START Input material

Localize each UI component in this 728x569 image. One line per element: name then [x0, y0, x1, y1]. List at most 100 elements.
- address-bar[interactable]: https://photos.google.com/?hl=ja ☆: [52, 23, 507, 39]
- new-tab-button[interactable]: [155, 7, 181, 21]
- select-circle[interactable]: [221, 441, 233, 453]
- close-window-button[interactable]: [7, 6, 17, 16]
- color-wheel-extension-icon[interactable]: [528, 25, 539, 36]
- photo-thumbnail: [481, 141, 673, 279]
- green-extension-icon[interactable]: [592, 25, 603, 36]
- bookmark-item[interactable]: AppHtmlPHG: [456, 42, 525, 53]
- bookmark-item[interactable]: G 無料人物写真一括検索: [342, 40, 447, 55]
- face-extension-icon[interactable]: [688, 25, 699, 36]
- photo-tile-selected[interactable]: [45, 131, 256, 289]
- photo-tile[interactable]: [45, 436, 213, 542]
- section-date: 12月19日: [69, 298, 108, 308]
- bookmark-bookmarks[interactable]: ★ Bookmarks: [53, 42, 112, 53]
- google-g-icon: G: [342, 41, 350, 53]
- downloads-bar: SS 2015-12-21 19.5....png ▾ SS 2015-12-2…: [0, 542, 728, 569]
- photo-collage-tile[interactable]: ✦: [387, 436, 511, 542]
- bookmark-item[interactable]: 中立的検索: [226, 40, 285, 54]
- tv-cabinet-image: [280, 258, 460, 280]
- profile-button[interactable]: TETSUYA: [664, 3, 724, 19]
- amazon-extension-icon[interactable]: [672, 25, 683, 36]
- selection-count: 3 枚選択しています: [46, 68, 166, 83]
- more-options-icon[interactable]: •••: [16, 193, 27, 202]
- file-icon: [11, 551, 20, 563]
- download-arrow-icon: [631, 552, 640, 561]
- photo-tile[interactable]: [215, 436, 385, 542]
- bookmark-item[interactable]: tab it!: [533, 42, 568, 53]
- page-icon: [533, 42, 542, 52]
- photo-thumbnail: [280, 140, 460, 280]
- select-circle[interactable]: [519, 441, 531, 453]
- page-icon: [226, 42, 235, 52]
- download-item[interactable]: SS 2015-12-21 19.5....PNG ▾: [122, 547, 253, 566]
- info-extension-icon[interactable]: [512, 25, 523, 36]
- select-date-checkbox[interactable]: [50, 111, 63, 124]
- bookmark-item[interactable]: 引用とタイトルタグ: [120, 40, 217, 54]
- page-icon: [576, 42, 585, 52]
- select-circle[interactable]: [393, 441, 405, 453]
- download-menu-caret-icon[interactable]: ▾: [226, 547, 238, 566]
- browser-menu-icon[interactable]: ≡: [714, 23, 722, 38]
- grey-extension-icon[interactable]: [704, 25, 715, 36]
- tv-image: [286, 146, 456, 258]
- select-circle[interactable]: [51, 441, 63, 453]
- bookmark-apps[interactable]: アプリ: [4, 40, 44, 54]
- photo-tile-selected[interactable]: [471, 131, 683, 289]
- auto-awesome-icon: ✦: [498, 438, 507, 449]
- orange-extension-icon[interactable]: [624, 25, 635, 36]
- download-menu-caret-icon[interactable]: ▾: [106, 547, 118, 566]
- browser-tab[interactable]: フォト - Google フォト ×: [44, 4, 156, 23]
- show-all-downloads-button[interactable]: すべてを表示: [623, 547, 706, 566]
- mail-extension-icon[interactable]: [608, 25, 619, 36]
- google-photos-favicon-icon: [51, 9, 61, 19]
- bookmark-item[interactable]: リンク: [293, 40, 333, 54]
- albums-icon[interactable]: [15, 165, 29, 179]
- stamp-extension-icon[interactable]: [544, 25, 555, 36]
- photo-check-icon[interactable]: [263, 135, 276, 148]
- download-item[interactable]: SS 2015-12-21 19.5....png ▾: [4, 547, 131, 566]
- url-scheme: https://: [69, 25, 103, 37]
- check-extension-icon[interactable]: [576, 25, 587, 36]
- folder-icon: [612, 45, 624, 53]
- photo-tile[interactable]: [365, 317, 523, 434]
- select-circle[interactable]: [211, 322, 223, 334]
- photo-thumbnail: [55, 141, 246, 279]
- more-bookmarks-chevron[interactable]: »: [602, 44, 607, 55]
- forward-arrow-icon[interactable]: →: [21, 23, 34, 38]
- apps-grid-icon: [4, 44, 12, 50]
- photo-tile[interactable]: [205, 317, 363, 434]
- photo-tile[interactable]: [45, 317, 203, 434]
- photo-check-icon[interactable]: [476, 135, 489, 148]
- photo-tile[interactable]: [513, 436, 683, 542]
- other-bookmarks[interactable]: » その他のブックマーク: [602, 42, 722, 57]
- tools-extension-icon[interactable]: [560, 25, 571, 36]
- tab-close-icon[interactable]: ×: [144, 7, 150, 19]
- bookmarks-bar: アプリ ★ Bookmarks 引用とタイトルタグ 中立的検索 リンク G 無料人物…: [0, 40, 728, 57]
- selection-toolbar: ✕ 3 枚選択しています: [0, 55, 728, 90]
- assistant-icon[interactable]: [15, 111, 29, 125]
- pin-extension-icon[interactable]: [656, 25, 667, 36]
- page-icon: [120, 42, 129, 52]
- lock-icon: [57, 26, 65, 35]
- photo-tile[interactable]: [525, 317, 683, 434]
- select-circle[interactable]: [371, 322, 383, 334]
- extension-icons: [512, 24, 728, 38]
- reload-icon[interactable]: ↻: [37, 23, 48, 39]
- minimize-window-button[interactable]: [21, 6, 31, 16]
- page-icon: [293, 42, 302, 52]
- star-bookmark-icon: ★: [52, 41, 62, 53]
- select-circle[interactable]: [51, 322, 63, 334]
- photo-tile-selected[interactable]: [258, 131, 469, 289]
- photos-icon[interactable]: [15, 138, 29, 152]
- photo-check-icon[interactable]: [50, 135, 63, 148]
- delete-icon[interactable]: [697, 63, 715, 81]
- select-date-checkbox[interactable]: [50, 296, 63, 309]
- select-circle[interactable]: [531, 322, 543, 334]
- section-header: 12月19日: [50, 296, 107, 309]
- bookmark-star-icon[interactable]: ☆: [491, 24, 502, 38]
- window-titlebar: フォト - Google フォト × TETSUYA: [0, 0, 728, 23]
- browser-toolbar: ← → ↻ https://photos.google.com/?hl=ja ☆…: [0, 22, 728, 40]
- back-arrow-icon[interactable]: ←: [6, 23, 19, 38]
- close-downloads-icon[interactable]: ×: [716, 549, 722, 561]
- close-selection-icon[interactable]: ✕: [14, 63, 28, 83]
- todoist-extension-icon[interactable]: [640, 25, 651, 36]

END Input material

- **Problem**
Please copy these items word for word, keeping every line as it is.

- **Answer in full**
Localize each UI component in this 728x569 image. One line per element: name then [x0, y0, x1, y1]. List at most 100 elements.
- address-bar[interactable]: https://photos.google.com/?hl=ja ☆: [52, 23, 507, 39]
- new-tab-button[interactable]: [155, 7, 181, 21]
- select-circle[interactable]: [221, 441, 233, 453]
- close-window-button[interactable]: [7, 6, 17, 16]
- color-wheel-extension-icon[interactable]: [528, 25, 539, 36]
- photo-thumbnail: [481, 141, 673, 279]
- green-extension-icon[interactable]: [592, 25, 603, 36]
- bookmark-item[interactable]: AppHtmlPHG: [456, 42, 525, 53]
- bookmark-item[interactable]: G 無料人物写真一括検索: [342, 40, 447, 55]
- face-extension-icon[interactable]: [688, 25, 699, 36]
- photo-tile-selected[interactable]: [45, 131, 256, 289]
- photo-tile[interactable]: [45, 436, 213, 542]
- section-date: 12月19日: [69, 298, 108, 308]
- bookmark-bookmarks[interactable]: ★ Bookmarks: [53, 42, 112, 53]
- google-g-icon: G: [342, 41, 350, 53]
- downloads-bar: SS 2015-12-21 19.5....png ▾ SS 2015-12-2…: [0, 542, 728, 569]
- photo-collage-tile[interactable]: ✦: [387, 436, 511, 542]
- bookmark-item[interactable]: 中立的検索: [226, 40, 285, 54]
- tv-cabinet-image: [280, 258, 460, 280]
- profile-button[interactable]: TETSUYA: [664, 3, 724, 19]
- amazon-extension-icon[interactable]: [672, 25, 683, 36]
- selection-count: 3 枚選択しています: [46, 68, 166, 83]
- more-options-icon[interactable]: •••: [16, 193, 27, 202]
- file-icon: [11, 551, 20, 563]
- download-arrow-icon: [631, 552, 640, 561]
- photo-tile[interactable]: [215, 436, 385, 542]
- bookmark-item[interactable]: tab it!: [533, 42, 568, 53]
- page-icon: [533, 42, 542, 52]
- photo-thumbnail: [280, 140, 460, 280]
- select-circle[interactable]: [519, 441, 531, 453]
- page-icon: [226, 42, 235, 52]
- download-item[interactable]: SS 2015-12-21 19.5....PNG ▾: [122, 547, 253, 566]
- info-extension-icon[interactable]: [512, 25, 523, 36]
- select-date-checkbox[interactable]: [50, 111, 63, 124]
- bookmark-item[interactable]: 引用とタイトルタグ: [120, 40, 217, 54]
- page-icon: [576, 42, 585, 52]
- select-circle[interactable]: [393, 441, 405, 453]
- download-menu-caret-icon[interactable]: ▾: [226, 547, 238, 566]
- browser-menu-icon[interactable]: ≡: [714, 23, 722, 38]
- grey-extension-icon[interactable]: [704, 25, 715, 36]
- tv-image: [286, 146, 456, 258]
- select-circle[interactable]: [51, 441, 63, 453]
- bookmark-apps[interactable]: アプリ: [4, 40, 44, 54]
- photo-tile-selected[interactable]: [471, 131, 683, 289]
- auto-awesome-icon: ✦: [498, 438, 507, 449]
- orange-extension-icon[interactable]: [624, 25, 635, 36]
- download-menu-caret-icon[interactable]: ▾: [106, 547, 118, 566]
- browser-tab[interactable]: フォト - Google フォト ×: [44, 4, 156, 23]
- show-all-downloads-button[interactable]: すべてを表示: [623, 547, 706, 566]
- mail-extension-icon[interactable]: [608, 25, 619, 36]
- google-photos-favicon-icon: [51, 9, 61, 19]
- bookmark-item[interactable]: リンク: [293, 40, 333, 54]
- albums-icon[interactable]: [15, 165, 29, 179]
- stamp-extension-icon[interactable]: [544, 25, 555, 36]
- photo-check-icon[interactable]: [263, 135, 276, 148]
- download-item[interactable]: SS 2015-12-21 19.5....png ▾: [4, 547, 131, 566]
- url-scheme: https://: [69, 25, 103, 37]
- check-extension-icon[interactable]: [576, 25, 587, 36]
- folder-icon: [612, 45, 624, 53]
- photo-tile[interactable]: [365, 317, 523, 434]
- select-circle[interactable]: [211, 322, 223, 334]
- photo-thumbnail: [55, 141, 246, 279]
- more-bookmarks-chevron[interactable]: »: [602, 44, 607, 55]
- forward-arrow-icon[interactable]: →: [21, 23, 34, 38]
- apps-grid-icon: [4, 44, 12, 50]
- photo-tile[interactable]: [205, 317, 363, 434]
- photo-tile[interactable]: [45, 317, 203, 434]
- photo-check-icon[interactable]: [476, 135, 489, 148]
- photo-tile[interactable]: [513, 436, 683, 542]
- other-bookmarks[interactable]: » その他のブックマーク: [602, 42, 722, 57]
- tools-extension-icon[interactable]: [560, 25, 571, 36]
- tab-close-icon[interactable]: ×: [144, 7, 150, 19]
- bookmarks-bar: アプリ ★ Bookmarks 引用とタイトルタグ 中立的検索 リンク G 無料人物…: [0, 40, 728, 57]
- selection-toolbar: ✕ 3 枚選択しています: [0, 55, 728, 90]
- assistant-icon[interactable]: [15, 111, 29, 125]
- pin-extension-icon[interactable]: [656, 25, 667, 36]
- page-icon: [120, 42, 129, 52]
- lock-icon: [57, 26, 65, 35]
- photo-tile[interactable]: [525, 317, 683, 434]
- select-circle[interactable]: [371, 322, 383, 334]
- extension-icons: [512, 24, 728, 38]
- reload-icon[interactable]: ↻: [37, 23, 48, 39]
- minimize-window-button[interactable]: [21, 6, 31, 16]
- page-icon: [293, 42, 302, 52]
- star-bookmark-icon: ★: [52, 41, 62, 53]
- select-circle[interactable]: [51, 322, 63, 334]
- photo-tile-selected[interactable]: [258, 131, 469, 289]
- photos-icon[interactable]: [15, 138, 29, 152]
- photo-check-icon[interactable]: [50, 135, 63, 148]
- delete-icon[interactable]: [697, 63, 715, 81]
- select-date-checkbox[interactable]: [50, 296, 63, 309]
- select-circle[interactable]: [531, 322, 543, 334]
- section-header: 12月19日: [50, 296, 107, 309]
- bookmark-star-icon[interactable]: ☆: [491, 24, 502, 38]
- window-titlebar: フォト - Google フォト × TETSUYA: [0, 0, 728, 23]
- browser-toolbar: ← → ↻ https://photos.google.com/?hl=ja ☆…: [0, 22, 728, 40]
- back-arrow-icon[interactable]: ←: [6, 23, 19, 38]
- close-downloads-icon[interactable]: ×: [716, 549, 722, 561]
- close-selection-icon[interactable]: ✕: [14, 63, 28, 83]
- todoist-extension-icon[interactable]: [640, 25, 651, 36]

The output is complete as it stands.